Reproduce each of the following records unchanged, line for line.
▼
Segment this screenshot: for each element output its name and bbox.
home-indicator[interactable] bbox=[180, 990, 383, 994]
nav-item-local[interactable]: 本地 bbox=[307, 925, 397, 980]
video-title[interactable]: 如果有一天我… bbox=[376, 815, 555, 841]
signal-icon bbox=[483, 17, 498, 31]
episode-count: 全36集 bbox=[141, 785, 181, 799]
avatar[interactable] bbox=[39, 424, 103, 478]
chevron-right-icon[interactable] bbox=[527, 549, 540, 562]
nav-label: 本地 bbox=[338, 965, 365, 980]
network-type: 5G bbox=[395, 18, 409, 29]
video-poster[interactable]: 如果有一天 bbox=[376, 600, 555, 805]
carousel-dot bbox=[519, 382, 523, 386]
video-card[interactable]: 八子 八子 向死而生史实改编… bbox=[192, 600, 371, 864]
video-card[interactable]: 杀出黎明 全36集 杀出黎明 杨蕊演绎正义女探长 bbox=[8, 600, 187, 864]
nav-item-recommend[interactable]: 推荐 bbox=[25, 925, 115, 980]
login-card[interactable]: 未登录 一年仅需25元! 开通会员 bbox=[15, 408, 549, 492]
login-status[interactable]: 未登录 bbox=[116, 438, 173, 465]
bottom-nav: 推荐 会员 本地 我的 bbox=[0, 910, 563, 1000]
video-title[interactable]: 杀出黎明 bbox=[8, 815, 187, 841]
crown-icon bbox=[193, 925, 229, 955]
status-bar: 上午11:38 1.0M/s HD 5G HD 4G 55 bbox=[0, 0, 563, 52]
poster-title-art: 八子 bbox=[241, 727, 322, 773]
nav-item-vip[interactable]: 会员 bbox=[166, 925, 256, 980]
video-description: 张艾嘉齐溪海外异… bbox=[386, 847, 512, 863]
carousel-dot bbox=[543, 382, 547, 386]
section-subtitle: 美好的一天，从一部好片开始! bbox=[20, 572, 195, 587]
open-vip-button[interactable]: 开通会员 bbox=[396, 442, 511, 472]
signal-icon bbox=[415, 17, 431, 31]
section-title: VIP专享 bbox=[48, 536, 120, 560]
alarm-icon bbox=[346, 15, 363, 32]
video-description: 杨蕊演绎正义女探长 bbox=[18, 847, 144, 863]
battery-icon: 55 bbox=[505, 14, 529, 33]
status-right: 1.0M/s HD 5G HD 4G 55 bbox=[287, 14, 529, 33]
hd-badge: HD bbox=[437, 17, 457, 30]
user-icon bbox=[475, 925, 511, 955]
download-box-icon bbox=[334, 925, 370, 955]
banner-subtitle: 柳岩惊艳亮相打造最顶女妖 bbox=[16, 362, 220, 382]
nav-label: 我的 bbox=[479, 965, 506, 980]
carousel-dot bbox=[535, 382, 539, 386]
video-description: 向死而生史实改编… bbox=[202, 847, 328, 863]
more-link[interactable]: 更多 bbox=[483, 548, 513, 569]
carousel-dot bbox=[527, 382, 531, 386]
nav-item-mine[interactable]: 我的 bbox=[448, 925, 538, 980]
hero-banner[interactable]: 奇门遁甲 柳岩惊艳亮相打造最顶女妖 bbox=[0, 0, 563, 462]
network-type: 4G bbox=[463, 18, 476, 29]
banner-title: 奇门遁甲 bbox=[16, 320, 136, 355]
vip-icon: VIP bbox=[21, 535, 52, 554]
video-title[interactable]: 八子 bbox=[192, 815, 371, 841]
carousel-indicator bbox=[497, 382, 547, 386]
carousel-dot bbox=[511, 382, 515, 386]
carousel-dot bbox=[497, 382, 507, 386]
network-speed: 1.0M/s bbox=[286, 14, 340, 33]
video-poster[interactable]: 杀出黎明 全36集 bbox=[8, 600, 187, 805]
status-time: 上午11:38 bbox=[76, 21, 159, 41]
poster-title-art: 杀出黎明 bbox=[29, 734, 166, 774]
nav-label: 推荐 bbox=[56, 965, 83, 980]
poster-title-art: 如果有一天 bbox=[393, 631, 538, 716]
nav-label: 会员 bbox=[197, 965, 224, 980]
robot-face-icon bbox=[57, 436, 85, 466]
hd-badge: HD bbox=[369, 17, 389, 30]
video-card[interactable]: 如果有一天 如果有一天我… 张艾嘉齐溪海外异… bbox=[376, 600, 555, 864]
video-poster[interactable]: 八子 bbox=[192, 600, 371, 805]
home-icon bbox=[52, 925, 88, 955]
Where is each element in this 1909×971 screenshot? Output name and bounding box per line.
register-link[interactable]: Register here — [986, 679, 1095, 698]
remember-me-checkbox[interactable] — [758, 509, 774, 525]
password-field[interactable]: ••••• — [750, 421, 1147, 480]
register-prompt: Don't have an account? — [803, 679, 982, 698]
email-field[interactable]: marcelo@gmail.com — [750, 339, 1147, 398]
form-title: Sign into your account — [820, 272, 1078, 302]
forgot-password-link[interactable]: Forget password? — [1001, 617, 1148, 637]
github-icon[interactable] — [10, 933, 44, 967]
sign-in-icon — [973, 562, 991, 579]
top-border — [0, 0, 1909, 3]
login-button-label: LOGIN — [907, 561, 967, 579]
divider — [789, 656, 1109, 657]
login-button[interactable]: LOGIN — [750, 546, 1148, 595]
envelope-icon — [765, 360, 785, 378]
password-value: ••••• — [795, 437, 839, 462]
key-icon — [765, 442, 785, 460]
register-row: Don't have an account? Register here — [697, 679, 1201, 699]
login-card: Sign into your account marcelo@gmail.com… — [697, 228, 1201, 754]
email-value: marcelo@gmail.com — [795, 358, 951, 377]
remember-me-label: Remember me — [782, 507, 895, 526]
▲
* [Full solution]:
Segment this screenshot: for each element output its name and bbox.
home-indicator[interactable] bbox=[180, 990, 383, 994]
nav-item-local[interactable]: 本地 bbox=[307, 925, 397, 980]
video-title[interactable]: 如果有一天我… bbox=[376, 815, 555, 841]
signal-icon bbox=[483, 17, 498, 31]
episode-count: 全36集 bbox=[141, 785, 181, 799]
avatar[interactable] bbox=[39, 424, 103, 478]
chevron-right-icon[interactable] bbox=[527, 549, 540, 562]
nav-label: 本地 bbox=[338, 965, 365, 980]
network-type: 5G bbox=[395, 18, 409, 29]
video-poster[interactable]: 如果有一天 bbox=[376, 600, 555, 805]
carousel-dot bbox=[519, 382, 523, 386]
video-card[interactable]: 八子 八子 向死而生史实改编… bbox=[192, 600, 371, 864]
video-card[interactable]: 杀出黎明 全36集 杀出黎明 杨蕊演绎正义女探长 bbox=[8, 600, 187, 864]
nav-item-recommend[interactable]: 推荐 bbox=[25, 925, 115, 980]
login-card[interactable]: 未登录 一年仅需25元! 开通会员 bbox=[15, 408, 549, 492]
login-status[interactable]: 未登录 bbox=[116, 438, 173, 465]
bottom-nav: 推荐 会员 本地 我的 bbox=[0, 910, 563, 1000]
video-title[interactable]: 杀出黎明 bbox=[8, 815, 187, 841]
crown-icon bbox=[193, 925, 229, 955]
status-bar: 上午11:38 1.0M/s HD 5G HD 4G 55 bbox=[0, 0, 563, 52]
poster-title-art: 八子 bbox=[241, 727, 322, 773]
nav-item-vip[interactable]: 会员 bbox=[166, 925, 256, 980]
video-description: 张艾嘉齐溪海外异… bbox=[386, 847, 512, 863]
carousel-dot bbox=[543, 382, 547, 386]
section-subtitle: 美好的一天，从一部好片开始! bbox=[20, 572, 195, 587]
open-vip-button[interactable]: 开通会员 bbox=[396, 442, 511, 472]
signal-icon bbox=[415, 17, 431, 31]
section-title: VIP专享 bbox=[48, 536, 120, 560]
alarm-icon bbox=[346, 15, 363, 32]
video-description: 杨蕊演绎正义女探长 bbox=[18, 847, 144, 863]
battery-icon: 55 bbox=[505, 14, 529, 33]
status-right: 1.0M/s HD 5G HD 4G 55 bbox=[287, 14, 529, 33]
hd-badge: HD bbox=[437, 17, 457, 30]
user-icon bbox=[475, 925, 511, 955]
download-box-icon bbox=[334, 925, 370, 955]
banner-subtitle: 柳岩惊艳亮相打造最顶女妖 bbox=[16, 362, 220, 382]
nav-label: 我的 bbox=[479, 965, 506, 980]
carousel-dot bbox=[535, 382, 539, 386]
video-description: 向死而生史实改编… bbox=[202, 847, 328, 863]
more-link[interactable]: 更多 bbox=[483, 548, 513, 569]
carousel-dot bbox=[527, 382, 531, 386]
nav-item-mine[interactable]: 我的 bbox=[448, 925, 538, 980]
hero-banner[interactable]: 奇门遁甲 柳岩惊艳亮相打造最顶女妖 bbox=[0, 0, 563, 462]
network-type: 4G bbox=[463, 18, 476, 29]
banner-title: 奇门遁甲 bbox=[16, 320, 136, 355]
vip-icon: VIP bbox=[21, 535, 52, 554]
video-title[interactable]: 八子 bbox=[192, 815, 371, 841]
carousel-indicator bbox=[497, 382, 547, 386]
carousel-dot bbox=[511, 382, 515, 386]
carousel-dot bbox=[497, 382, 507, 386]
network-speed: 1.0M/s bbox=[286, 14, 340, 33]
video-poster[interactable]: 杀出黎明 全36集 bbox=[8, 600, 187, 805]
status-time: 上午11:38 bbox=[76, 21, 159, 41]
poster-title-art: 杀出黎明 bbox=[29, 734, 166, 774]
nav-label: 推荐 bbox=[56, 965, 83, 980]
poster-title-art: 如果有一天 bbox=[393, 631, 538, 716]
nav-label: 会员 bbox=[197, 965, 224, 980]
robot-face-icon bbox=[57, 436, 85, 466]
hd-badge: HD bbox=[369, 17, 389, 30]
video-card[interactable]: 如果有一天 如果有一天我… 张艾嘉齐溪海外异… bbox=[376, 600, 555, 864]
video-poster[interactable]: 八子 bbox=[192, 600, 371, 805]
home-icon bbox=[52, 925, 88, 955]
Where is each element in this 1909×971 screenshot? Output name and bounding box per line.
register-link[interactable]: Register here — [986, 679, 1095, 698]
remember-me-checkbox[interactable] — [758, 509, 774, 525]
password-field[interactable]: ••••• — [750, 421, 1147, 480]
register-prompt: Don't have an account? — [803, 679, 982, 698]
email-field[interactable]: marcelo@gmail.com — [750, 339, 1147, 398]
form-title: Sign into your account — [820, 272, 1078, 302]
forgot-password-link[interactable]: Forget password? — [1001, 617, 1148, 637]
github-icon[interactable] — [10, 933, 44, 967]
sign-in-icon — [973, 562, 991, 579]
top-border — [0, 0, 1909, 3]
login-button-label: LOGIN — [907, 561, 967, 579]
divider — [789, 656, 1109, 657]
login-button[interactable]: LOGIN — [750, 546, 1148, 595]
envelope-icon — [765, 360, 785, 378]
password-value: ••••• — [795, 437, 839, 462]
key-icon — [765, 442, 785, 460]
register-row: Don't have an account? Register here — [697, 679, 1201, 699]
login-card: Sign into your account marcelo@gmail.com… — [697, 228, 1201, 754]
email-value: marcelo@gmail.com — [795, 358, 951, 377]
remember-me-label: Remember me — [782, 507, 895, 526]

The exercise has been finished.